§ GOAL OF THE EXERCISE:
Copy out every line of the data below verbatim, changing nothing.

§ RECORDS FOR THE EXERCISE:
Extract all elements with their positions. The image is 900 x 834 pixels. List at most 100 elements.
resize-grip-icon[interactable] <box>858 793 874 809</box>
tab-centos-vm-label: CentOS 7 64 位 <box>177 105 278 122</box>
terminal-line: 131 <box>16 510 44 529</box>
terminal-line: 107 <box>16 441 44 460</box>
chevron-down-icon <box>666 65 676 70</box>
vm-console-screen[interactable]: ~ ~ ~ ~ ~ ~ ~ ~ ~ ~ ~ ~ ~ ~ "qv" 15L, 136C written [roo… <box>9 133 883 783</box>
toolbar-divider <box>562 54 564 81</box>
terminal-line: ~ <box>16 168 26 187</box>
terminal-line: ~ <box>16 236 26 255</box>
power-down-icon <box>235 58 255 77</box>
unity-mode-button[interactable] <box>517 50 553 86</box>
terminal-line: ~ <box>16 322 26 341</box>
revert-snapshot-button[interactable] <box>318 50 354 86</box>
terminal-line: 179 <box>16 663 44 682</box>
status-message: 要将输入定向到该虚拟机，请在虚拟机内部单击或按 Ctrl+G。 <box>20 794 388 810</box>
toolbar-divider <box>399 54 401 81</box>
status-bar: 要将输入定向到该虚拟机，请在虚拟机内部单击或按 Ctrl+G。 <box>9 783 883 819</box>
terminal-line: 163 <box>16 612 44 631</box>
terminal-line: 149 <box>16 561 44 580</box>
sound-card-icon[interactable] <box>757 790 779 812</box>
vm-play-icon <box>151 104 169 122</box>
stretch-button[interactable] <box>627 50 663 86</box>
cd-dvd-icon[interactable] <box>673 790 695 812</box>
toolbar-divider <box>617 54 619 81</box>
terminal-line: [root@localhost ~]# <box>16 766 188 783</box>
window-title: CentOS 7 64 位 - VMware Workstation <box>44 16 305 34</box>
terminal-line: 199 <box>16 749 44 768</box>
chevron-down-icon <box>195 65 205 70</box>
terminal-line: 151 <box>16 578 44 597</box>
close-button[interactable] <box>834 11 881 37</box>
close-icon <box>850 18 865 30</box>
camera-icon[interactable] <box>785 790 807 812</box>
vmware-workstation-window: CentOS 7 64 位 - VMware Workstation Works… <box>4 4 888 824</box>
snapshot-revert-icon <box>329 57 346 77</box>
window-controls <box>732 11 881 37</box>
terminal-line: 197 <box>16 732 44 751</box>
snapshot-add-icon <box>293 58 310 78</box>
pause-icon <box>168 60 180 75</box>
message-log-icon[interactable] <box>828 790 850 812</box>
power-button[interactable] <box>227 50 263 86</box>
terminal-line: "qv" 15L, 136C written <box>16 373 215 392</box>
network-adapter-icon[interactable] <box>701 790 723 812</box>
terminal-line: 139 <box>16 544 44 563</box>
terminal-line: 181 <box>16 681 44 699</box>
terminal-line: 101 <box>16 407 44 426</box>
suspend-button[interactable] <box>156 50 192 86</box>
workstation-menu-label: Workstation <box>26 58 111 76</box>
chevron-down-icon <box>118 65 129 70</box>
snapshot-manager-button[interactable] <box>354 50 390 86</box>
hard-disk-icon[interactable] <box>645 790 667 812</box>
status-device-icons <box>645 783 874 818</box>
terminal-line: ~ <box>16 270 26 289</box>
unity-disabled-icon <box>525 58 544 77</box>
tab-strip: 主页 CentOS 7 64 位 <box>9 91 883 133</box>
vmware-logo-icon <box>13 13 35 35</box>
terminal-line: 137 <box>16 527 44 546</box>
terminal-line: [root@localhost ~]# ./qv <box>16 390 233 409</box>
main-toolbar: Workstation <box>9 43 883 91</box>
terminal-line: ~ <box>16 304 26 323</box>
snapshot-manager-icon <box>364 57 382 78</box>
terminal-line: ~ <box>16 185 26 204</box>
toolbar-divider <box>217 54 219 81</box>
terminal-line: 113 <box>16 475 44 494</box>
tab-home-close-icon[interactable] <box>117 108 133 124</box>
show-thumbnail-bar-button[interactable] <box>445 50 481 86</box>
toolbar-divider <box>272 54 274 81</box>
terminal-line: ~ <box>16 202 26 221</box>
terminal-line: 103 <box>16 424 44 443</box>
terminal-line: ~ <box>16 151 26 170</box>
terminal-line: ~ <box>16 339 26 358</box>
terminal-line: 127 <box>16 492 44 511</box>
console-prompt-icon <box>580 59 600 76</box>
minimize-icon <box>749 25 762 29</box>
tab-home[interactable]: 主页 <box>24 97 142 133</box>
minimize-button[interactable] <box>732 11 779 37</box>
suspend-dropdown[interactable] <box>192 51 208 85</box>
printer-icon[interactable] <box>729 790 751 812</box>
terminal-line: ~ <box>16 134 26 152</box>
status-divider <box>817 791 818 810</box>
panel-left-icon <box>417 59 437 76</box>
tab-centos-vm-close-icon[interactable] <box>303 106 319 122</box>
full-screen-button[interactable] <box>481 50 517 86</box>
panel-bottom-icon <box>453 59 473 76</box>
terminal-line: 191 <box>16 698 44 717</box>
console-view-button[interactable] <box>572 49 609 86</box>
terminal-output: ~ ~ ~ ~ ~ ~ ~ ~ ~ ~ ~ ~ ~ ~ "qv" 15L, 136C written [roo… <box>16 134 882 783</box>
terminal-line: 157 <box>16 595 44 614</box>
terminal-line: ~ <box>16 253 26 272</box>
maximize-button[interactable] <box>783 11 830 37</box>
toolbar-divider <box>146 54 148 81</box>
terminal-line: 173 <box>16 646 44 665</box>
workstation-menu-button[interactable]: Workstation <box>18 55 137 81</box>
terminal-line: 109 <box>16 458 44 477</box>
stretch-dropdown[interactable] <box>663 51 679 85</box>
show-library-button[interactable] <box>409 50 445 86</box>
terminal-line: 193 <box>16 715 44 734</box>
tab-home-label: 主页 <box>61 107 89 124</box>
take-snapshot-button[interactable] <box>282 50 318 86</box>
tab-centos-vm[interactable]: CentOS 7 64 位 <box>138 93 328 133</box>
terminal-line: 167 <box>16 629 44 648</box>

§ SOLUTION TO THIS EXERCISE:
Extract all elements with their positions. The image is 900 x 834 pixels. List at most 100 elements.
resize-grip-icon[interactable] <box>858 793 874 809</box>
tab-centos-vm-label: CentOS 7 64 位 <box>177 105 278 122</box>
terminal-line: 131 <box>16 510 44 529</box>
terminal-line: 107 <box>16 441 44 460</box>
chevron-down-icon <box>666 65 676 70</box>
vm-console-screen[interactable]: ~ ~ ~ ~ ~ ~ ~ ~ ~ ~ ~ ~ ~ ~ "qv" 15L, 136C written [roo… <box>9 133 883 783</box>
toolbar-divider <box>562 54 564 81</box>
terminal-line: ~ <box>16 168 26 187</box>
terminal-line: ~ <box>16 236 26 255</box>
power-down-icon <box>235 58 255 77</box>
unity-mode-button[interactable] <box>517 50 553 86</box>
terminal-line: ~ <box>16 322 26 341</box>
revert-snapshot-button[interactable] <box>318 50 354 86</box>
terminal-line: 179 <box>16 663 44 682</box>
status-message: 要将输入定向到该虚拟机，请在虚拟机内部单击或按 Ctrl+G。 <box>20 794 388 810</box>
toolbar-divider <box>399 54 401 81</box>
status-bar: 要将输入定向到该虚拟机，请在虚拟机内部单击或按 Ctrl+G。 <box>9 783 883 819</box>
terminal-line: 163 <box>16 612 44 631</box>
terminal-line: 149 <box>16 561 44 580</box>
sound-card-icon[interactable] <box>757 790 779 812</box>
vm-play-icon <box>151 104 169 122</box>
stretch-button[interactable] <box>627 50 663 86</box>
cd-dvd-icon[interactable] <box>673 790 695 812</box>
toolbar-divider <box>617 54 619 81</box>
terminal-line: [root@localhost ~]# <box>16 766 188 783</box>
window-title: CentOS 7 64 位 - VMware Workstation <box>44 16 305 34</box>
terminal-line: 199 <box>16 749 44 768</box>
chevron-down-icon <box>195 65 205 70</box>
terminal-line: 151 <box>16 578 44 597</box>
close-button[interactable] <box>834 11 881 37</box>
close-icon <box>850 18 865 30</box>
camera-icon[interactable] <box>785 790 807 812</box>
vmware-workstation-window: CentOS 7 64 位 - VMware Workstation Works… <box>4 4 888 824</box>
snapshot-revert-icon <box>329 57 346 77</box>
window-controls <box>732 11 881 37</box>
terminal-line: 197 <box>16 732 44 751</box>
snapshot-add-icon <box>293 58 310 78</box>
pause-icon <box>168 60 180 75</box>
message-log-icon[interactable] <box>828 790 850 812</box>
power-button[interactable] <box>227 50 263 86</box>
terminal-line: "qv" 15L, 136C written <box>16 373 215 392</box>
network-adapter-icon[interactable] <box>701 790 723 812</box>
terminal-line: 139 <box>16 544 44 563</box>
terminal-line: 181 <box>16 681 44 699</box>
terminal-line: 101 <box>16 407 44 426</box>
suspend-button[interactable] <box>156 50 192 86</box>
workstation-menu-label: Workstation <box>26 58 111 76</box>
chevron-down-icon <box>118 65 129 70</box>
snapshot-manager-button[interactable] <box>354 50 390 86</box>
hard-disk-icon[interactable] <box>645 790 667 812</box>
status-device-icons <box>645 783 874 818</box>
terminal-line: ~ <box>16 270 26 289</box>
unity-disabled-icon <box>525 58 544 77</box>
tab-strip: 主页 CentOS 7 64 位 <box>9 91 883 133</box>
vmware-logo-icon <box>13 13 35 35</box>
terminal-line: 137 <box>16 527 44 546</box>
terminal-line: [root@localhost ~]# ./qv <box>16 390 233 409</box>
main-toolbar: Workstation <box>9 43 883 91</box>
terminal-line: ~ <box>16 304 26 323</box>
snapshot-manager-icon <box>364 57 382 78</box>
terminal-line: ~ <box>16 185 26 204</box>
toolbar-divider <box>217 54 219 81</box>
terminal-line: 113 <box>16 475 44 494</box>
tab-home-close-icon[interactable] <box>117 108 133 124</box>
show-thumbnail-bar-button[interactable] <box>445 50 481 86</box>
toolbar-divider <box>272 54 274 81</box>
terminal-line: ~ <box>16 202 26 221</box>
terminal-line: 103 <box>16 424 44 443</box>
terminal-line: ~ <box>16 151 26 170</box>
terminal-line: ~ <box>16 339 26 358</box>
terminal-line: 127 <box>16 492 44 511</box>
console-prompt-icon <box>580 59 600 76</box>
minimize-icon <box>749 25 762 29</box>
tab-home[interactable]: 主页 <box>24 97 142 133</box>
minimize-button[interactable] <box>732 11 779 37</box>
suspend-dropdown[interactable] <box>192 51 208 85</box>
printer-icon[interactable] <box>729 790 751 812</box>
terminal-line: ~ <box>16 134 26 152</box>
status-divider <box>817 791 818 810</box>
panel-left-icon <box>417 59 437 76</box>
tab-centos-vm-close-icon[interactable] <box>303 106 319 122</box>
full-screen-button[interactable] <box>481 50 517 86</box>
panel-bottom-icon <box>453 59 473 76</box>
terminal-line: 191 <box>16 698 44 717</box>
console-view-button[interactable] <box>572 49 609 86</box>
terminal-output: ~ ~ ~ ~ ~ ~ ~ ~ ~ ~ ~ ~ ~ ~ "qv" 15L, 136C written [roo… <box>16 134 882 783</box>
terminal-line: 157 <box>16 595 44 614</box>
terminal-line: ~ <box>16 253 26 272</box>
maximize-button[interactable] <box>783 11 830 37</box>
toolbar-divider <box>146 54 148 81</box>
terminal-line: 173 <box>16 646 44 665</box>
workstation-menu-button[interactable]: Workstation <box>18 55 137 81</box>
terminal-line: 109 <box>16 458 44 477</box>
stretch-dropdown[interactable] <box>663 51 679 85</box>
show-library-button[interactable] <box>409 50 445 86</box>
terminal-line: 193 <box>16 715 44 734</box>
tab-home-label: 主页 <box>61 107 89 124</box>
take-snapshot-button[interactable] <box>282 50 318 86</box>
tab-centos-vm[interactable]: CentOS 7 64 位 <box>138 93 328 133</box>
terminal-line: 167 <box>16 629 44 648</box>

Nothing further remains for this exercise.